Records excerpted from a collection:
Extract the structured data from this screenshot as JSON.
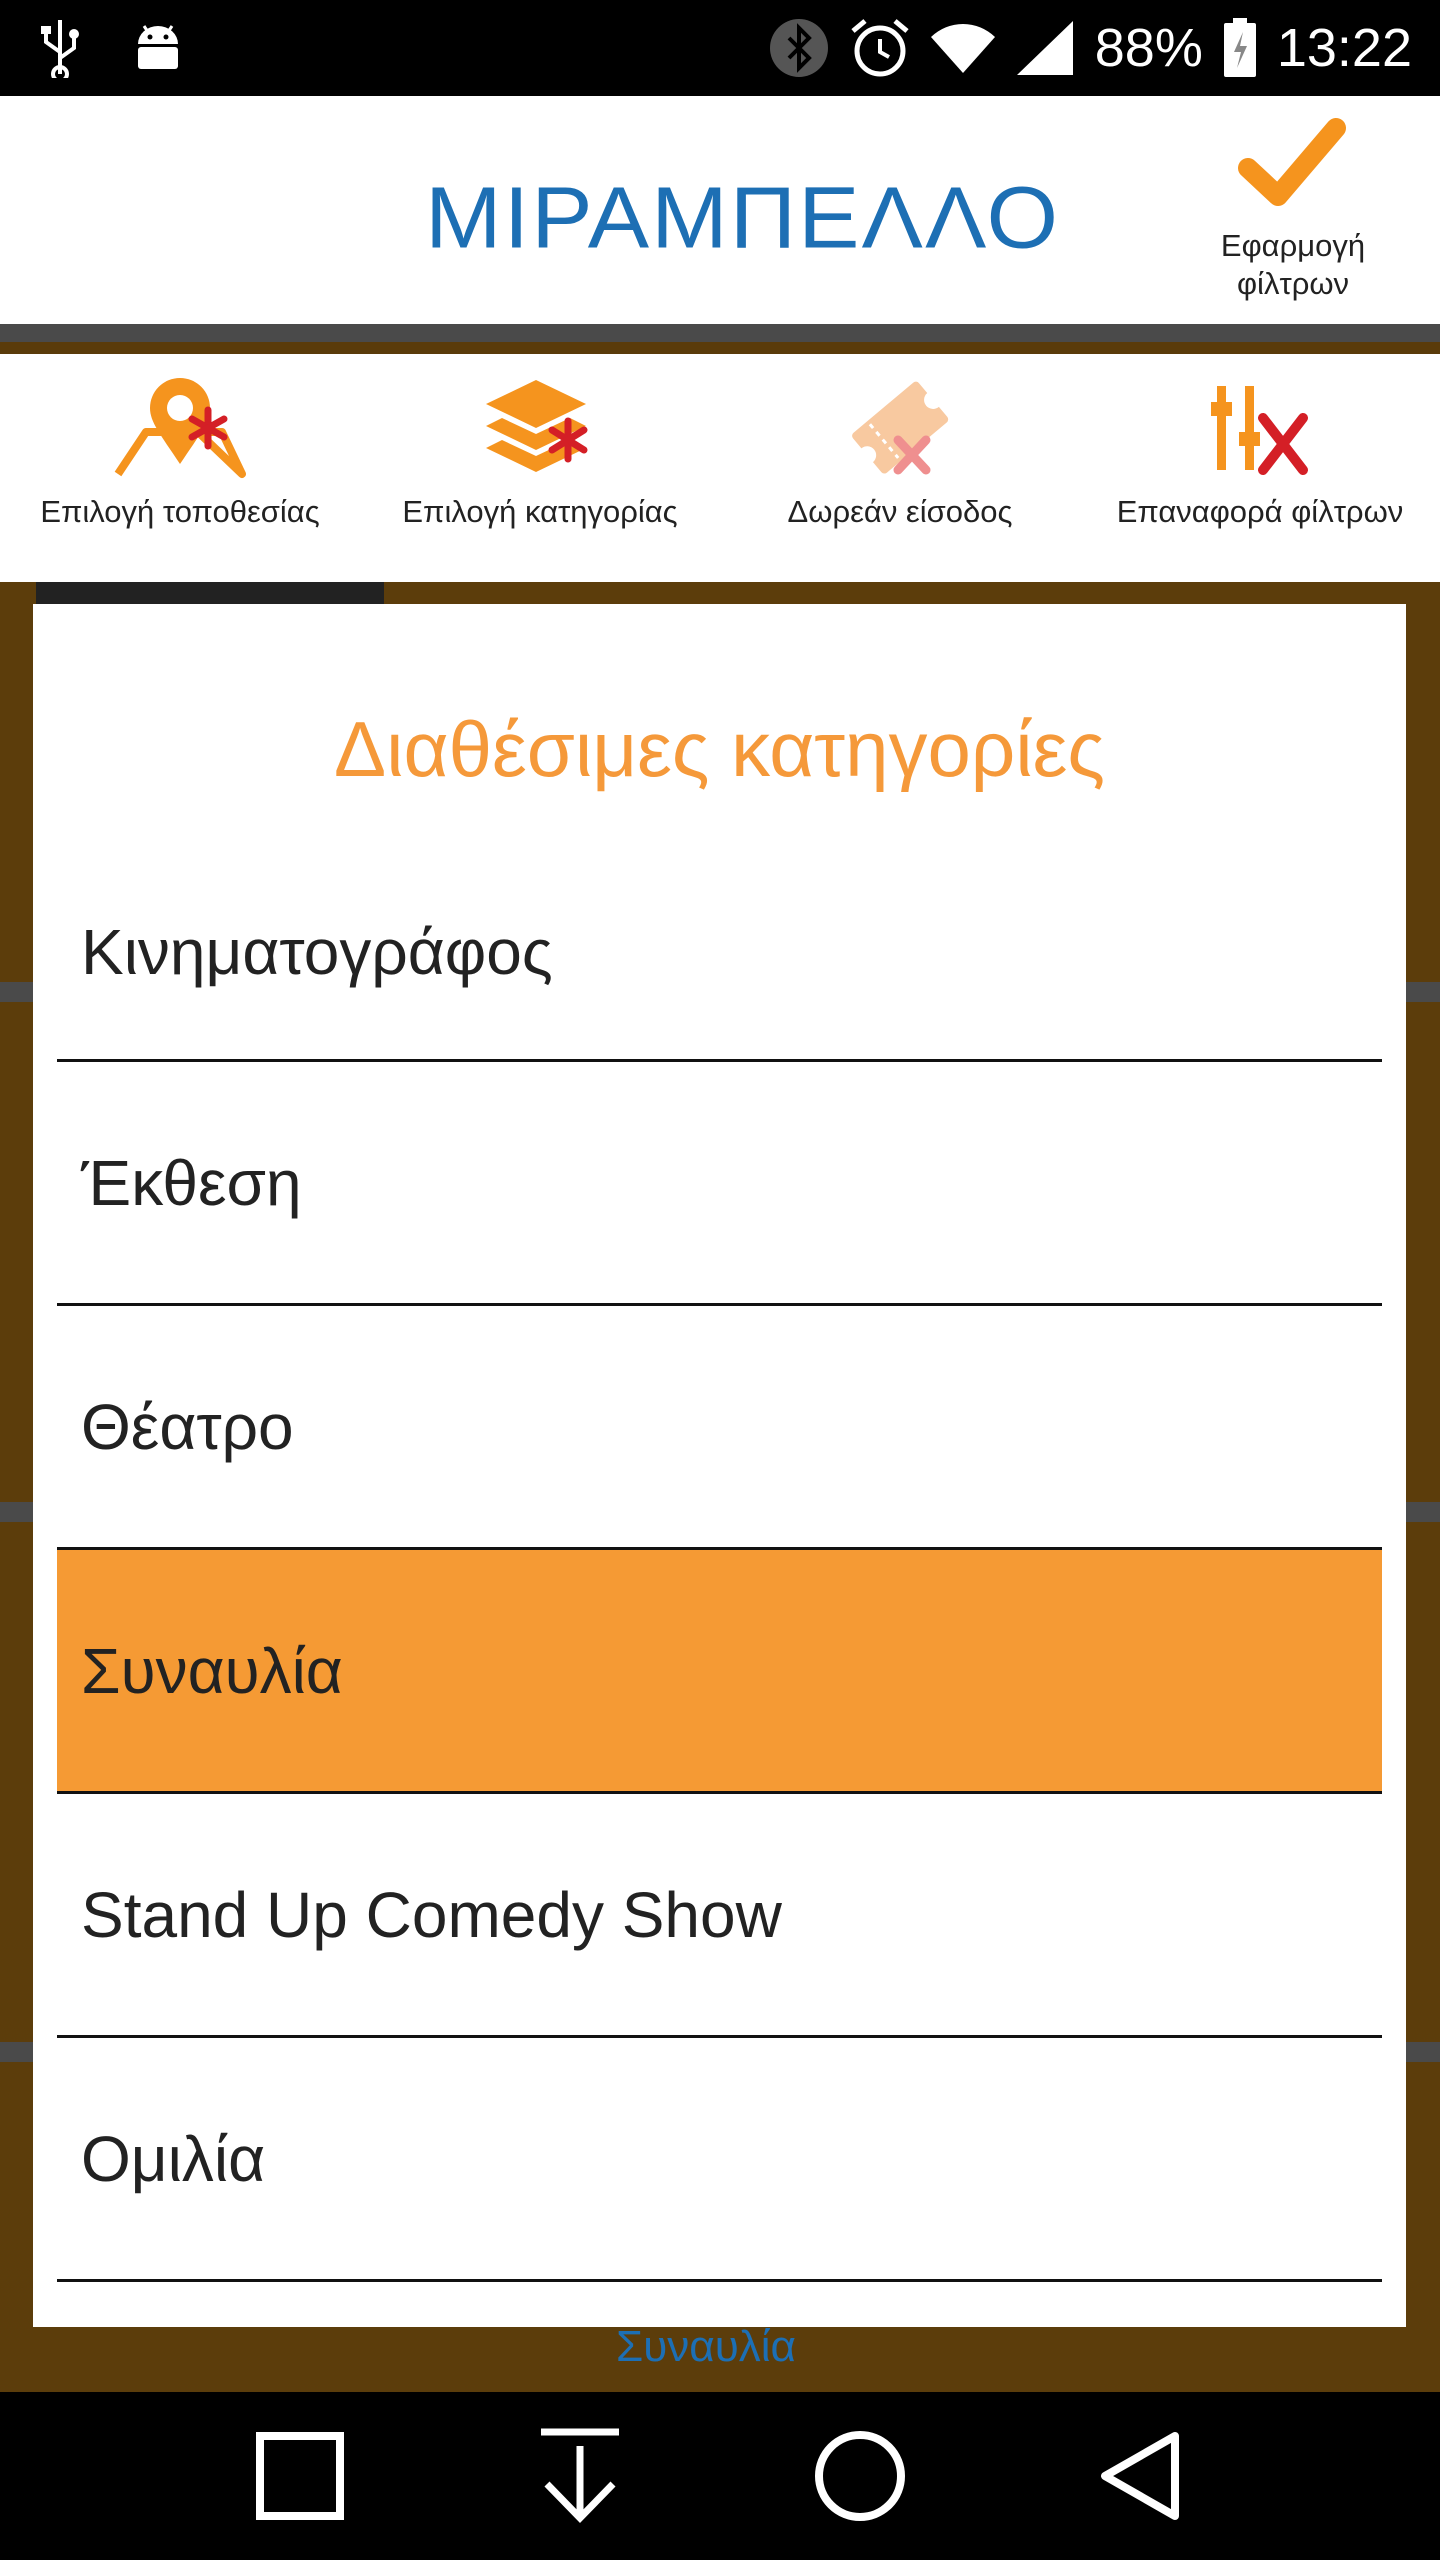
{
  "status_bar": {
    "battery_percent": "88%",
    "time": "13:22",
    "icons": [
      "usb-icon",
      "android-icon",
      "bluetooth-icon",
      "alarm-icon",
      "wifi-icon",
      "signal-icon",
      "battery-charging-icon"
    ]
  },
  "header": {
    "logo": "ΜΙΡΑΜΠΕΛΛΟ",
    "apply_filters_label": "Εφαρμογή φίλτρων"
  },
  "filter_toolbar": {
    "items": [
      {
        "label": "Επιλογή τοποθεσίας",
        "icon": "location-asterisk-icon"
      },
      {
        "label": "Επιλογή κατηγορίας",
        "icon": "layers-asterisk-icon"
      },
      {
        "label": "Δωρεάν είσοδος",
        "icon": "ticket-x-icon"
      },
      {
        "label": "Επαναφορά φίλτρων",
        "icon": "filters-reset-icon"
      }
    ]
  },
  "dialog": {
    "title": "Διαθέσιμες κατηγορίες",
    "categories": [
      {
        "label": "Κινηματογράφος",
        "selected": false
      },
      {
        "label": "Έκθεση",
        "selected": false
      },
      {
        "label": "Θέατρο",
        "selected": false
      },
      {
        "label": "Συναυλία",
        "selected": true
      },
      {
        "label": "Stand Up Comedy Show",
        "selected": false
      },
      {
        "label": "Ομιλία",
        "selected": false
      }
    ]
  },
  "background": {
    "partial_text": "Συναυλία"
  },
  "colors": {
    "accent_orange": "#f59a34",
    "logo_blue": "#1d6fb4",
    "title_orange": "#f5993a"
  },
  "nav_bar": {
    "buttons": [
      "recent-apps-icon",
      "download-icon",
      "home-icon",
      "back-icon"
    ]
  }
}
* * *
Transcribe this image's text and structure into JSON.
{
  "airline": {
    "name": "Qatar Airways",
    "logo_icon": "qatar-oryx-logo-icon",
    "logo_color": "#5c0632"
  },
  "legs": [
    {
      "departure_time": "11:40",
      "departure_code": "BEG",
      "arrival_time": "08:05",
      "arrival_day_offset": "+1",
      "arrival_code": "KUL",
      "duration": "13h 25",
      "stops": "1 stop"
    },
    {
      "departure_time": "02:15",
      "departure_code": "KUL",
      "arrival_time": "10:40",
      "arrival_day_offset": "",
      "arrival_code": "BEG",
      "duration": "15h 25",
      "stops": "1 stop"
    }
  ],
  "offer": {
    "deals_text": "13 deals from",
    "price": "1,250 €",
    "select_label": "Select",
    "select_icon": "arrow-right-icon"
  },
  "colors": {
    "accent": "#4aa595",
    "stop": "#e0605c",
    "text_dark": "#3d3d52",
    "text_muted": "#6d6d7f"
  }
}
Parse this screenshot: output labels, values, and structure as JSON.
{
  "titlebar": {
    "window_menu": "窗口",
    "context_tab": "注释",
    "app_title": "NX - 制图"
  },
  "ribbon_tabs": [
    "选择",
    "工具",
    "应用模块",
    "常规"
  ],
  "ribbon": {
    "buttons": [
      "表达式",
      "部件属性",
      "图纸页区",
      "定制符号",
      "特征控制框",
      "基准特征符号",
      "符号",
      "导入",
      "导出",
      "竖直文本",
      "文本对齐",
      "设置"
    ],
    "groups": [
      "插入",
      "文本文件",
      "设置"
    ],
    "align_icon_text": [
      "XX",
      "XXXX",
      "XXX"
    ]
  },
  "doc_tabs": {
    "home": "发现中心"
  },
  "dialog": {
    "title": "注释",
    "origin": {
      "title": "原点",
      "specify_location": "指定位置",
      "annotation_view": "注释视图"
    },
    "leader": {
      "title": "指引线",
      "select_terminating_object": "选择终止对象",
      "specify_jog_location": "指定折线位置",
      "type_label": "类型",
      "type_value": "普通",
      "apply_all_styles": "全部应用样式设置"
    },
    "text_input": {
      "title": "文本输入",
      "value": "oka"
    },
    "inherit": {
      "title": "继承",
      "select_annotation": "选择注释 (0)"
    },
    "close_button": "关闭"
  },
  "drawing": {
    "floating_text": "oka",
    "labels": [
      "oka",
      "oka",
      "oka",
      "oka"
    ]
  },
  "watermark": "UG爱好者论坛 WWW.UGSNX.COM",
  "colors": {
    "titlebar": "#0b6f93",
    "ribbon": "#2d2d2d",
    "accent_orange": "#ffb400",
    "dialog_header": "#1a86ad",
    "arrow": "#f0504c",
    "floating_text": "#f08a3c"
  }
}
---
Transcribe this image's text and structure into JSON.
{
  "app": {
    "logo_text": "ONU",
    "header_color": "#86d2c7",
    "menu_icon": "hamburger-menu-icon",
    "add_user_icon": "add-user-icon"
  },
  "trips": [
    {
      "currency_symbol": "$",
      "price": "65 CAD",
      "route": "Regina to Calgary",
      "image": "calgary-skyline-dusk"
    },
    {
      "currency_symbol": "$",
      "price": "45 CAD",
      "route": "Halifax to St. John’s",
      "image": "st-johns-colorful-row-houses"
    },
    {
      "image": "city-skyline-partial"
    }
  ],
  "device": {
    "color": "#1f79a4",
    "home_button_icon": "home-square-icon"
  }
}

DIRECTIONS: Isolate the lines that hold the word "φίλτρων" and copy all of them.

ANSWER TO THIS EXERCISE:
    "apply_filters_label": "Εφαρμογή φίλτρων"
        "label": "Επαναφορά φίλτρων",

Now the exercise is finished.